Stored dataset items
*-*-*

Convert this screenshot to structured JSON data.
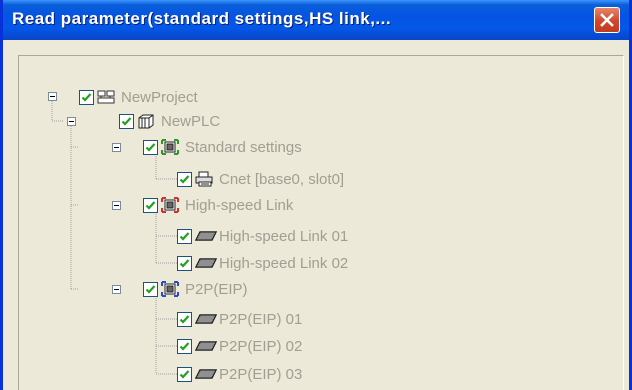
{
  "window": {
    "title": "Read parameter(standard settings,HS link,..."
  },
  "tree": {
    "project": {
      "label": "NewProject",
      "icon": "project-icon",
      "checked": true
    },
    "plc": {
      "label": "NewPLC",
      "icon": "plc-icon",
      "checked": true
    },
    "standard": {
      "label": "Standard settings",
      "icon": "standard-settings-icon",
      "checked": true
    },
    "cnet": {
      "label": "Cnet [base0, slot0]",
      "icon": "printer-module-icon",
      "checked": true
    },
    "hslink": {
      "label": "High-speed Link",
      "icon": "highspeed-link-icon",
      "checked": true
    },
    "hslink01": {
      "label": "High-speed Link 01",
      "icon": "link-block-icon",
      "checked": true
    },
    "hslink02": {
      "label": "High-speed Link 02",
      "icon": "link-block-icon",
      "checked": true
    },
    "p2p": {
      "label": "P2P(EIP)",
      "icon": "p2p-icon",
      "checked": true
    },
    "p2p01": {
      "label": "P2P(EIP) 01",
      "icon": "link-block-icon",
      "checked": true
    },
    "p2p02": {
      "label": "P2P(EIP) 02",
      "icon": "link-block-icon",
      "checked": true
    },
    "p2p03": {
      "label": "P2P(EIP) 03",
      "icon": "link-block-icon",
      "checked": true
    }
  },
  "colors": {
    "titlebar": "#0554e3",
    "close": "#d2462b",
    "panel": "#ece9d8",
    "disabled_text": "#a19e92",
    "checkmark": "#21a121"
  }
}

*-*-*

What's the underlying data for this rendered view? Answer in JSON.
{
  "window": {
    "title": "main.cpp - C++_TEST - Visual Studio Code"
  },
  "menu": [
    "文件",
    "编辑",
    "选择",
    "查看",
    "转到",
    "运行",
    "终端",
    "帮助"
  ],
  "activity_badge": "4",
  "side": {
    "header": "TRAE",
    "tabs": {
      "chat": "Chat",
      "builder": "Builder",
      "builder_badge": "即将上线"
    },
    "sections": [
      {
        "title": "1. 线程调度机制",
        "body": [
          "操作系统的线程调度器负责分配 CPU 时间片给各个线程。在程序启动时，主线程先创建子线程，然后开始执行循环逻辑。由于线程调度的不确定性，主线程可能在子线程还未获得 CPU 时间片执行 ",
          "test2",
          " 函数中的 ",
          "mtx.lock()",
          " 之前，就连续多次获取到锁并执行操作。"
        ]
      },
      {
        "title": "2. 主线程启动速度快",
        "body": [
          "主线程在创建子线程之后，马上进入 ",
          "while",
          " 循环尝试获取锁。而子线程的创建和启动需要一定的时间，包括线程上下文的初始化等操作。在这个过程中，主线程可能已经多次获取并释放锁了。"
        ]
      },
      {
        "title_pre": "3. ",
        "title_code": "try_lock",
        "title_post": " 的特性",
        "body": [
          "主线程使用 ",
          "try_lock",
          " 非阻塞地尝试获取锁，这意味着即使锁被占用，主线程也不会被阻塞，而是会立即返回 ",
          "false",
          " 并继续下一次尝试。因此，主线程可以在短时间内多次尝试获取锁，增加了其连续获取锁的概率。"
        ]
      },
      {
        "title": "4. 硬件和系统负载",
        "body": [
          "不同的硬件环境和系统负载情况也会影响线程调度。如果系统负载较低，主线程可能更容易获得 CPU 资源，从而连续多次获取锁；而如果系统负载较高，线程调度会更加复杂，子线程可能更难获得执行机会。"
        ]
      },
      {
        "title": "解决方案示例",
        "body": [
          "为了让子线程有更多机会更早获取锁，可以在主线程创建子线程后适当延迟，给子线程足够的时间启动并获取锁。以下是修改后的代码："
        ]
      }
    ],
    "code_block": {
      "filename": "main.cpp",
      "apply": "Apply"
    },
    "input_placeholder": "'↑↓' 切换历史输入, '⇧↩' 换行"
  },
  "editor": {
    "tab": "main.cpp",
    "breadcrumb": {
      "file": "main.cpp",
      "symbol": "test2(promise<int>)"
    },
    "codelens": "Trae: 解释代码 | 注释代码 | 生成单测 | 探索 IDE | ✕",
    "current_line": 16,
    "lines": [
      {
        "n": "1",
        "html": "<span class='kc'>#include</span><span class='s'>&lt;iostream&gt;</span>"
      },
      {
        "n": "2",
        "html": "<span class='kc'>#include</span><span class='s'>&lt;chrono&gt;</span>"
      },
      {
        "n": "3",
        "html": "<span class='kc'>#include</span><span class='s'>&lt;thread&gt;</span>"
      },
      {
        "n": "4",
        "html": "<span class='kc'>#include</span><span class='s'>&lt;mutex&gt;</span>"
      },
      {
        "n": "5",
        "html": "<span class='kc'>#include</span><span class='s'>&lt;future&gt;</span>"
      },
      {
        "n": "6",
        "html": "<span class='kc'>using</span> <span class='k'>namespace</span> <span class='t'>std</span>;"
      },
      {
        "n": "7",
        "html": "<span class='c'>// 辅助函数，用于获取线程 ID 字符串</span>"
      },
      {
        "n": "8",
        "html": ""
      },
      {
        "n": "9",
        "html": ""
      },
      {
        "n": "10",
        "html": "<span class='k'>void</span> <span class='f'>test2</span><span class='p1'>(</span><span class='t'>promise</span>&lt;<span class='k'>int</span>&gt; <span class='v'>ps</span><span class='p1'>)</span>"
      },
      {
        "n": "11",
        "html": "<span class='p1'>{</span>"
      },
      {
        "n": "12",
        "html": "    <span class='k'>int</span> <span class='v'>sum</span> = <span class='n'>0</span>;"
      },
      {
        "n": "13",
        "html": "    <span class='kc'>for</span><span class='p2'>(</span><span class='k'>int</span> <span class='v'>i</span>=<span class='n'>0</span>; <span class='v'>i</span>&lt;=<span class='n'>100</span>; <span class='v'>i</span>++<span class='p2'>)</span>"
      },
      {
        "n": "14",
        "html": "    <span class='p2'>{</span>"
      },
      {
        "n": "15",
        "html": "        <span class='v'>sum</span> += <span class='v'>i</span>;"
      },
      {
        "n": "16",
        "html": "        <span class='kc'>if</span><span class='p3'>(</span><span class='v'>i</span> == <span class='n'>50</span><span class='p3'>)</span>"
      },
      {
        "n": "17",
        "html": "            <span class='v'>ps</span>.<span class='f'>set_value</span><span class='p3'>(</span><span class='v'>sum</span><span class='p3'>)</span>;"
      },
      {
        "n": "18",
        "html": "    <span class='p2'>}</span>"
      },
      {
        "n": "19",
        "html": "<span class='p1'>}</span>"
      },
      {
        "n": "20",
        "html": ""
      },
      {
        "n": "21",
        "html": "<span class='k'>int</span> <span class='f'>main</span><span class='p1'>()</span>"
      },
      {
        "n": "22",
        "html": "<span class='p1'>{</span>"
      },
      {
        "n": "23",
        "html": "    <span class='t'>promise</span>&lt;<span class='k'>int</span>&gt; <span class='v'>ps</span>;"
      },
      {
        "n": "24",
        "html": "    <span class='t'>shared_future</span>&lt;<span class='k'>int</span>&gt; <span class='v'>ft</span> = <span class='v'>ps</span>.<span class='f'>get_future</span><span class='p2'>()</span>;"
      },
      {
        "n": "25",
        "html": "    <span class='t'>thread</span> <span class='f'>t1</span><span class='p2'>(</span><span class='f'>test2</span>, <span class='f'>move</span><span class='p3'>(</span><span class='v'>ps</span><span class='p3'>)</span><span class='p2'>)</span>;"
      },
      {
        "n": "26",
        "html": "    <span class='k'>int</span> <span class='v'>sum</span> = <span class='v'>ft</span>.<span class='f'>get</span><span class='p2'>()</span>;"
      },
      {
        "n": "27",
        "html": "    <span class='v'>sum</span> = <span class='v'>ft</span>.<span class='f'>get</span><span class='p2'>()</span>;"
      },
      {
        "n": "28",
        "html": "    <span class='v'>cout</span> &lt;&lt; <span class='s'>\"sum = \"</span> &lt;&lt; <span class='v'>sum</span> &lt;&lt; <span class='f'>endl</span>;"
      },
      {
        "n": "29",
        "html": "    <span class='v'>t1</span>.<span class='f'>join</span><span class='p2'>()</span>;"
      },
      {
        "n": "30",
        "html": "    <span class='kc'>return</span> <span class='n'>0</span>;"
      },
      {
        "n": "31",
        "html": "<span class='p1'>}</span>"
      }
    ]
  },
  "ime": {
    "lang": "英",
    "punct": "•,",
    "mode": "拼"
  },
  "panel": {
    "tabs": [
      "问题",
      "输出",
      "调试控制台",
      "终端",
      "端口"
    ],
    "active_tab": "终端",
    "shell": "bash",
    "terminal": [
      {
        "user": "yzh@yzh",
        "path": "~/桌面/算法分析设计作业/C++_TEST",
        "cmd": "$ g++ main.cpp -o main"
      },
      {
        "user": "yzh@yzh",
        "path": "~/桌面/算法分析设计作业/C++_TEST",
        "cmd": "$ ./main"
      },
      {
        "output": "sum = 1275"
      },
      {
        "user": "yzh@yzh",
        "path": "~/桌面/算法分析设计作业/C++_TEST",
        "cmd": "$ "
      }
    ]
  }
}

*-*-*

EXERCISE TASK: Tally up the lines in the records containing the word "this", then give the count and nothing else.

TASK ANSWER: 2